— begin Provided records —
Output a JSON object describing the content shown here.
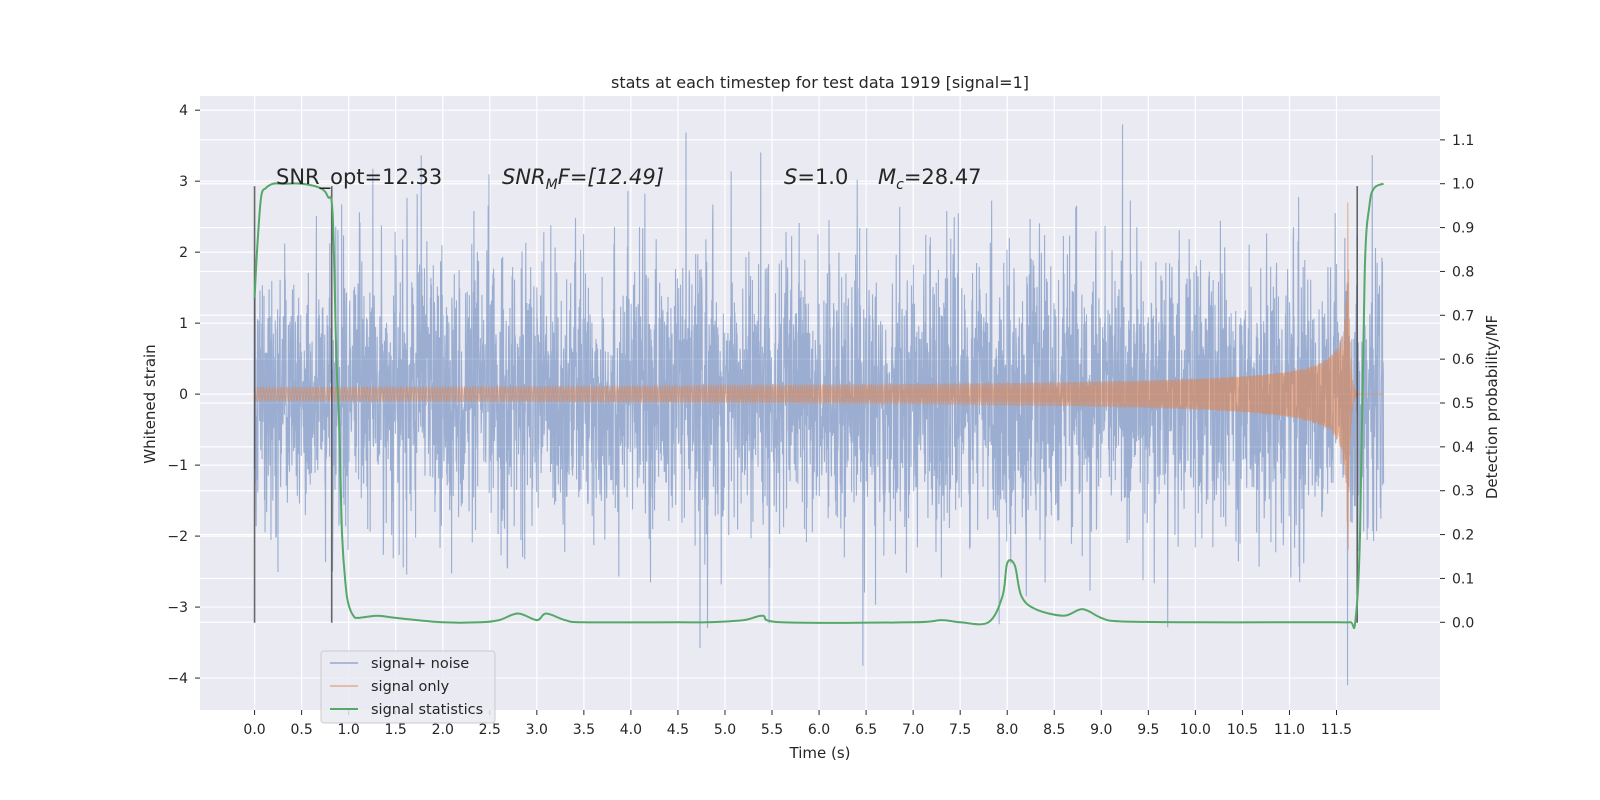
{
  "chart_data": {
    "type": "line",
    "title": "stats at each timestep for test data 1919 [signal=1]",
    "xlabel": "Time (s)",
    "ylabel_left": "Whitened strain",
    "ylabel_right": "Detection probability/MF",
    "xlim": [
      -0.58,
      12.6
    ],
    "ylim_left": [
      -4.45,
      4.2
    ],
    "ylim_right": [
      -0.2,
      1.2
    ],
    "x_ticks": [
      "0.0",
      "0.5",
      "1.0",
      "1.5",
      "2.0",
      "2.5",
      "3.0",
      "3.5",
      "4.0",
      "4.5",
      "5.0",
      "5.5",
      "6.0",
      "6.5",
      "7.0",
      "7.5",
      "8.0",
      "8.5",
      "9.0",
      "9.5",
      "10.0",
      "10.5",
      "11.0",
      "11.5"
    ],
    "y_left_ticks": [
      "−4",
      "−3",
      "−2",
      "−1",
      "0",
      "1",
      "2",
      "3",
      "4"
    ],
    "y_right_ticks": [
      "0.0",
      "0.1",
      "0.2",
      "0.3",
      "0.4",
      "0.5",
      "0.6",
      "0.7",
      "0.8",
      "0.9",
      "1.0",
      "1.1"
    ],
    "grid": true,
    "legend_position": "lower-left",
    "annotations": {
      "snr_opt": "SNR_opt=12.33",
      "snr_mf_base": "SNR",
      "snr_mf_sub": "M",
      "snr_mf_tail": "F=[12.49]",
      "s_base": "S",
      "s_tail": "=1.0",
      "mc_base": "M",
      "mc_sub": "c",
      "mc_tail": "=28.47"
    },
    "vertical_lines_x": [
      0.0,
      0.82,
      11.72
    ],
    "series": [
      {
        "name": "signal+ noise",
        "color": "#4c72b0",
        "description_values": {
          "x_range": [
            0.0,
            12.0
          ],
          "typical_amplitude": 1.6,
          "peaks": [
            3.8,
            -4.1
          ]
        }
      },
      {
        "name": "signal only",
        "color": "#dd8452",
        "chirp": {
          "start_amp_visible_x": 6.5,
          "merger_x": 11.62,
          "peak_amp": 2.7,
          "ringdown_end_x": 11.75
        }
      },
      {
        "name": "signal statistics",
        "color": "#55a868",
        "x": [
          0.0,
          0.03,
          0.07,
          0.12,
          0.2,
          0.3,
          0.5,
          0.7,
          0.78,
          0.83,
          0.87,
          0.9,
          0.93,
          0.97,
          1.0,
          1.05,
          1.1,
          1.3,
          1.5,
          2.0,
          2.4,
          2.6,
          2.8,
          3.0,
          3.1,
          3.3,
          3.5,
          4.5,
          4.8,
          5.2,
          5.4,
          5.6,
          7.0,
          7.3,
          7.5,
          7.8,
          7.95,
          8.0,
          8.08,
          8.15,
          8.3,
          8.6,
          8.8,
          9.0,
          9.2,
          10.0,
          11.0,
          11.5,
          11.65,
          11.7,
          11.75,
          11.8,
          11.85,
          11.9,
          12.0
        ],
        "values": [
          0.74,
          0.86,
          0.97,
          0.99,
          1.0,
          1.0,
          1.0,
          0.99,
          0.97,
          0.93,
          0.6,
          0.45,
          0.2,
          0.08,
          0.04,
          0.015,
          0.01,
          0.015,
          0.01,
          0.0,
          0.0,
          0.005,
          0.02,
          0.005,
          0.02,
          0.005,
          0.0,
          0.0,
          0.0,
          0.005,
          0.015,
          0.0,
          0.0,
          0.005,
          0.0,
          0.0,
          0.06,
          0.135,
          0.13,
          0.06,
          0.03,
          0.015,
          0.03,
          0.01,
          0.002,
          0.0,
          0.0,
          0.0,
          0.0,
          0.002,
          0.2,
          0.8,
          0.95,
          0.99,
          1.0
        ]
      }
    ]
  }
}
— end Provided records —
■ **Task to carry out**: Nothing in the entries should change as you copy them, except that the pictures are left out.

■ **Task solution**:
Output a JSON object describing the content shown here.
{
  "chart_data": {
    "type": "line",
    "title": "stats at each timestep for test data 1919 [signal=1]",
    "xlabel": "Time (s)",
    "ylabel_left": "Whitened strain",
    "ylabel_right": "Detection probability/MF",
    "xlim": [
      -0.58,
      12.6
    ],
    "ylim_left": [
      -4.45,
      4.2
    ],
    "ylim_right": [
      -0.2,
      1.2
    ],
    "x_ticks": [
      "0.0",
      "0.5",
      "1.0",
      "1.5",
      "2.0",
      "2.5",
      "3.0",
      "3.5",
      "4.0",
      "4.5",
      "5.0",
      "5.5",
      "6.0",
      "6.5",
      "7.0",
      "7.5",
      "8.0",
      "8.5",
      "9.0",
      "9.5",
      "10.0",
      "10.5",
      "11.0",
      "11.5"
    ],
    "y_left_ticks": [
      "−4",
      "−3",
      "−2",
      "−1",
      "0",
      "1",
      "2",
      "3",
      "4"
    ],
    "y_right_ticks": [
      "0.0",
      "0.1",
      "0.2",
      "0.3",
      "0.4",
      "0.5",
      "0.6",
      "0.7",
      "0.8",
      "0.9",
      "1.0",
      "1.1"
    ],
    "grid": true,
    "legend_position": "lower-left",
    "annotations": {
      "snr_opt": "SNR_opt=12.33",
      "snr_mf_base": "SNR",
      "snr_mf_sub": "M",
      "snr_mf_tail": "F=[12.49]",
      "s_base": "S",
      "s_tail": "=1.0",
      "mc_base": "M",
      "mc_sub": "c",
      "mc_tail": "=28.47"
    },
    "vertical_lines_x": [
      0.0,
      0.82,
      11.72
    ],
    "series": [
      {
        "name": "signal+ noise",
        "color": "#4c72b0",
        "description_values": {
          "x_range": [
            0.0,
            12.0
          ],
          "typical_amplitude": 1.6,
          "peaks": [
            3.8,
            -4.1
          ]
        }
      },
      {
        "name": "signal only",
        "color": "#dd8452",
        "chirp": {
          "start_amp_visible_x": 6.5,
          "merger_x": 11.62,
          "peak_amp": 2.7,
          "ringdown_end_x": 11.75
        }
      },
      {
        "name": "signal statistics",
        "color": "#55a868",
        "x": [
          0.0,
          0.03,
          0.07,
          0.12,
          0.2,
          0.3,
          0.5,
          0.7,
          0.78,
          0.83,
          0.87,
          0.9,
          0.93,
          0.97,
          1.0,
          1.05,
          1.1,
          1.3,
          1.5,
          2.0,
          2.4,
          2.6,
          2.8,
          3.0,
          3.1,
          3.3,
          3.5,
          4.5,
          4.8,
          5.2,
          5.4,
          5.6,
          7.0,
          7.3,
          7.5,
          7.8,
          7.95,
          8.0,
          8.08,
          8.15,
          8.3,
          8.6,
          8.8,
          9.0,
          9.2,
          10.0,
          11.0,
          11.5,
          11.65,
          11.7,
          11.75,
          11.8,
          11.85,
          11.9,
          12.0
        ],
        "values": [
          0.74,
          0.86,
          0.97,
          0.99,
          1.0,
          1.0,
          1.0,
          0.99,
          0.97,
          0.93,
          0.6,
          0.45,
          0.2,
          0.08,
          0.04,
          0.015,
          0.01,
          0.015,
          0.01,
          0.0,
          0.0,
          0.005,
          0.02,
          0.005,
          0.02,
          0.005,
          0.0,
          0.0,
          0.0,
          0.005,
          0.015,
          0.0,
          0.0,
          0.005,
          0.0,
          0.0,
          0.06,
          0.135,
          0.13,
          0.06,
          0.03,
          0.015,
          0.03,
          0.01,
          0.002,
          0.0,
          0.0,
          0.0,
          0.0,
          0.002,
          0.2,
          0.8,
          0.95,
          0.99,
          1.0
        ]
      }
    ]
  }
}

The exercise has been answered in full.